Data for processing —
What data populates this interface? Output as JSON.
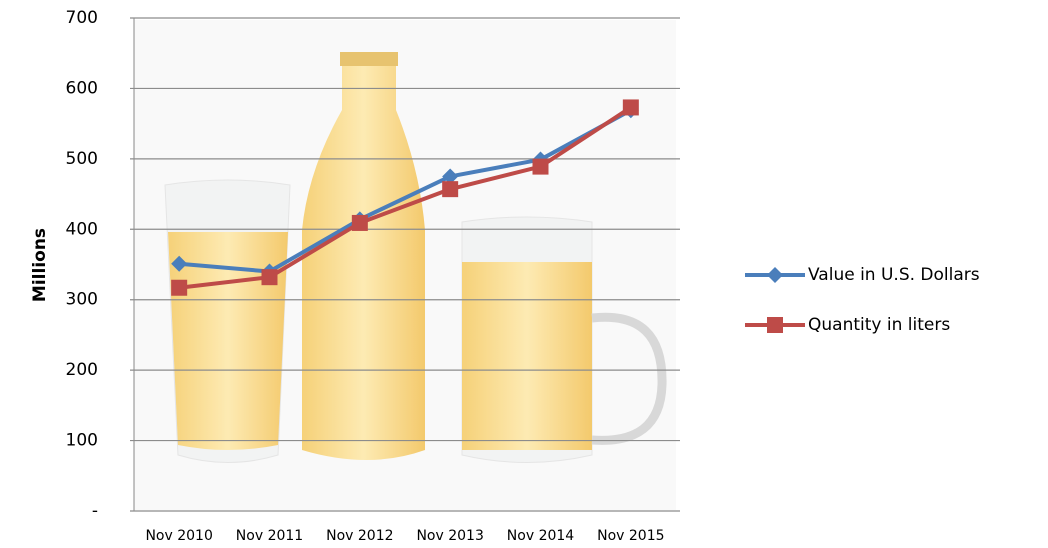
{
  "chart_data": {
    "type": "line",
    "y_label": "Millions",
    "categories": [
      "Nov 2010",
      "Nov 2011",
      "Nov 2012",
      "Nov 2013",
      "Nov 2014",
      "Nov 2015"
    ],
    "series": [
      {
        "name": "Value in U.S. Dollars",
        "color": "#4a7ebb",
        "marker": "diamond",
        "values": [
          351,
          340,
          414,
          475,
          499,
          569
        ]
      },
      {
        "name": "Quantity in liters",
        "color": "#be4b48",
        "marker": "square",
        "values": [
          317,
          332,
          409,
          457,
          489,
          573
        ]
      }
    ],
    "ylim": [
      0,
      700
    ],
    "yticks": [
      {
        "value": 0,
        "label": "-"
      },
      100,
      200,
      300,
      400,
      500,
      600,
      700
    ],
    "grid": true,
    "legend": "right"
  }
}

Job — Track down every line of the material containing the string "name", and copy it.

Task result —
        "name": "Value in U.S. Dollars",
        "name": "Quantity in liters",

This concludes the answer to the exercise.